- TASK GOAL -
In the data, extract each line that holds the string "ylabel".

────────────────────────────────────────

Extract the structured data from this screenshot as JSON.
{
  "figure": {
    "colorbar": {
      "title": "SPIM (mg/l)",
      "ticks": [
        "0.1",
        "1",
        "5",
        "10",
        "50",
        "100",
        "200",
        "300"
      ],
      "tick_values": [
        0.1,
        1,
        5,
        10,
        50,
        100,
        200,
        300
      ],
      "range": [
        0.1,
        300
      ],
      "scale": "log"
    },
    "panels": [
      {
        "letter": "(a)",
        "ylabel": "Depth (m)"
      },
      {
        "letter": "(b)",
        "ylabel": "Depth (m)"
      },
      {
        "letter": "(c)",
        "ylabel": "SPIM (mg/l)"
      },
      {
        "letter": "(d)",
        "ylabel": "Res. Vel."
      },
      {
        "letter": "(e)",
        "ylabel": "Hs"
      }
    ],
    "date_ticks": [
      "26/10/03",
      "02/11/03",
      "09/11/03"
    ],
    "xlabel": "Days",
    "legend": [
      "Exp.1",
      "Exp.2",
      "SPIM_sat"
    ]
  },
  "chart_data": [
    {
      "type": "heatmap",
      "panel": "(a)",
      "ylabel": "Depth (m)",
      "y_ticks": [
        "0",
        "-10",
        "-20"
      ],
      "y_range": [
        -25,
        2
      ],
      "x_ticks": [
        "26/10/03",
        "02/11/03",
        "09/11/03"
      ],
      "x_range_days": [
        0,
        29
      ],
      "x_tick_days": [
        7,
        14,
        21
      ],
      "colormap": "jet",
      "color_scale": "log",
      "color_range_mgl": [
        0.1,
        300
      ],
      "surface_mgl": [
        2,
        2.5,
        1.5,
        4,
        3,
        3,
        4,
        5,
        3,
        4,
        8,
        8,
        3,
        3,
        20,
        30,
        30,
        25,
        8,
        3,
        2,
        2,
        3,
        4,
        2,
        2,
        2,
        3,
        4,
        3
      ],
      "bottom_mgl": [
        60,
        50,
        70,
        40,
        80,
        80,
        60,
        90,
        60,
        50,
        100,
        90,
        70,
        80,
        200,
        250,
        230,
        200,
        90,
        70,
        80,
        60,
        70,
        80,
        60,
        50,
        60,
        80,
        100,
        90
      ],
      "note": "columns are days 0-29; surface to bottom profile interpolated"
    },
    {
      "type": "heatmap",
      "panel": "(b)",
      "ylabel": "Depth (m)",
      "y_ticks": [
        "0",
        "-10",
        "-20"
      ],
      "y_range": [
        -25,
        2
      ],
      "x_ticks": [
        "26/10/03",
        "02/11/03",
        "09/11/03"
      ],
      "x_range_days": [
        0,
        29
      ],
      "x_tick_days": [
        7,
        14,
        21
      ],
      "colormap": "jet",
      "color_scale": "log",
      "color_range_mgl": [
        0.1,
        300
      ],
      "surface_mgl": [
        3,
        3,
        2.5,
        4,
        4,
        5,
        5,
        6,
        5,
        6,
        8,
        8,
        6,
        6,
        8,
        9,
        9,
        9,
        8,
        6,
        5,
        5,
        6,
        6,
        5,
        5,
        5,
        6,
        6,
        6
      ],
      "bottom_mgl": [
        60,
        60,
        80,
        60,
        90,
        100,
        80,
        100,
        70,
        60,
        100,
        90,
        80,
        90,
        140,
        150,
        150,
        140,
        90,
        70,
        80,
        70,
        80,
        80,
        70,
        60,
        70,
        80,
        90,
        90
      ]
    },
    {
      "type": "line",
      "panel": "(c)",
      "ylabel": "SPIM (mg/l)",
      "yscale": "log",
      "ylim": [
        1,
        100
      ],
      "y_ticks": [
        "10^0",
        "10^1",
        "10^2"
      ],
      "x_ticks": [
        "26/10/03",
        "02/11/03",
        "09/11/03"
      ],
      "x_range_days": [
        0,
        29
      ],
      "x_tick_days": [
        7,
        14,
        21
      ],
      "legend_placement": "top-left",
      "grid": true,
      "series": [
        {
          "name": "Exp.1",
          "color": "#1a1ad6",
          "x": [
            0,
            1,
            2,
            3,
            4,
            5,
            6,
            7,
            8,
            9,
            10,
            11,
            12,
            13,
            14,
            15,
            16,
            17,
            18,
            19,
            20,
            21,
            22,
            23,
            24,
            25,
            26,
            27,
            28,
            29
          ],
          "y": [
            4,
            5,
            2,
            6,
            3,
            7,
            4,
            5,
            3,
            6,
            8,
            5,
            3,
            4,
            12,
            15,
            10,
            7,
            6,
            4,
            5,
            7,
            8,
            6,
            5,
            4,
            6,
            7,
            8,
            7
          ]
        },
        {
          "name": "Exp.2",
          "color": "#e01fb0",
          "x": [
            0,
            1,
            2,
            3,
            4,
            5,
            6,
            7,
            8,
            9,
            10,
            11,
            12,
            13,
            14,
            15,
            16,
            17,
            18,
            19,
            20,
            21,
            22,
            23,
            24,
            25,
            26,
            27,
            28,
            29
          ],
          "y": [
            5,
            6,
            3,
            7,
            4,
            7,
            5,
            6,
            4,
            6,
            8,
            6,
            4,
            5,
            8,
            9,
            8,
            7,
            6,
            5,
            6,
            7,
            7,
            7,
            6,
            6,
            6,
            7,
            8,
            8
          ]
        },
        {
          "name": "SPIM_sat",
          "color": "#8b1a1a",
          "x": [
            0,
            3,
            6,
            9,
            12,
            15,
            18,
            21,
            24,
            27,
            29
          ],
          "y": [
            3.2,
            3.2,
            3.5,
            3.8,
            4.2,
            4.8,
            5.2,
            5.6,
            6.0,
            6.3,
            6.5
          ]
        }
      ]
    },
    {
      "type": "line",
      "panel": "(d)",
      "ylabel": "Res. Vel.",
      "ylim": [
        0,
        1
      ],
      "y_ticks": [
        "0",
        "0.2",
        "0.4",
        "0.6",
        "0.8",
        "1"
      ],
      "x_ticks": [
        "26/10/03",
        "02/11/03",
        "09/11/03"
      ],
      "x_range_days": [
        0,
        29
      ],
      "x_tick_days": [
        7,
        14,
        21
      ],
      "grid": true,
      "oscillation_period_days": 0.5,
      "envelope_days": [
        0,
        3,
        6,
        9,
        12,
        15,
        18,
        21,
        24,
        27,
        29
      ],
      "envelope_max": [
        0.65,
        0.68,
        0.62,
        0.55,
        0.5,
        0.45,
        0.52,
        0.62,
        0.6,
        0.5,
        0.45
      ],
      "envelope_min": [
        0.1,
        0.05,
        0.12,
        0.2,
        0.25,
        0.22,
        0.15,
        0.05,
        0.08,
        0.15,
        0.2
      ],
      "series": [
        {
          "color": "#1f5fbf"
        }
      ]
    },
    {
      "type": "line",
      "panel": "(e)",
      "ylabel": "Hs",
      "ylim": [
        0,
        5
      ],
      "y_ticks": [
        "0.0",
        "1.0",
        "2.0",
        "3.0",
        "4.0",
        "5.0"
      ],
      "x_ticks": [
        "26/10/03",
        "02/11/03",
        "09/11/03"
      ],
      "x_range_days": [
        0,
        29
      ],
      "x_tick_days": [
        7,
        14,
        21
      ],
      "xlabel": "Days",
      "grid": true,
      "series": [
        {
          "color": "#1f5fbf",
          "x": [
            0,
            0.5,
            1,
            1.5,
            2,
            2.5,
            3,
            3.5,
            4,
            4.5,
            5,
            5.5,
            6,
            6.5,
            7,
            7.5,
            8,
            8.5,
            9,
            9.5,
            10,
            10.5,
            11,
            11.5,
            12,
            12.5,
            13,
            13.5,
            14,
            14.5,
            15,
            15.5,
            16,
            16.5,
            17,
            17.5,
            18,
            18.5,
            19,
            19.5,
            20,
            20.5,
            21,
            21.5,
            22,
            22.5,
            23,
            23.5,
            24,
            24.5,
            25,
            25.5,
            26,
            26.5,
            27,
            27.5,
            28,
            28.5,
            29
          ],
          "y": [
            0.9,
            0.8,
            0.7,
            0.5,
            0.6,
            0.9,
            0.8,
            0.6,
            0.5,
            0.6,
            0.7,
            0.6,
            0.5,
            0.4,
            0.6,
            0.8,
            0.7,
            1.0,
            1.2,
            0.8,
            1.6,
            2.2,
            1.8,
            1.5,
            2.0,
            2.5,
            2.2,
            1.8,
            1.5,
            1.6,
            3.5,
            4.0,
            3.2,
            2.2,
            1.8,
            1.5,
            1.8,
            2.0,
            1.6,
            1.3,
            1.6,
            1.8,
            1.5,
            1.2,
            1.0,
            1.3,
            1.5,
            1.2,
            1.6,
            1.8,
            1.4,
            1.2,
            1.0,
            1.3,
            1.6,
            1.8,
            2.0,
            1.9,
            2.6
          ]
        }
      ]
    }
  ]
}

────────────────────────────────────────

- COMPLETE ANSWER -
        "ylabel": "Depth (m)"
        "ylabel": "Depth (m)"
        "ylabel": "SPIM (mg/l)"
        "ylabel": "Res. Vel."
        "ylabel": "Hs"
      "ylabel": "Depth (m)",
      "ylabel": "Depth (m)",
      "ylabel": "SPIM (mg/l)",
      "ylabel": "Res. Vel.",
      "ylabel": "Hs",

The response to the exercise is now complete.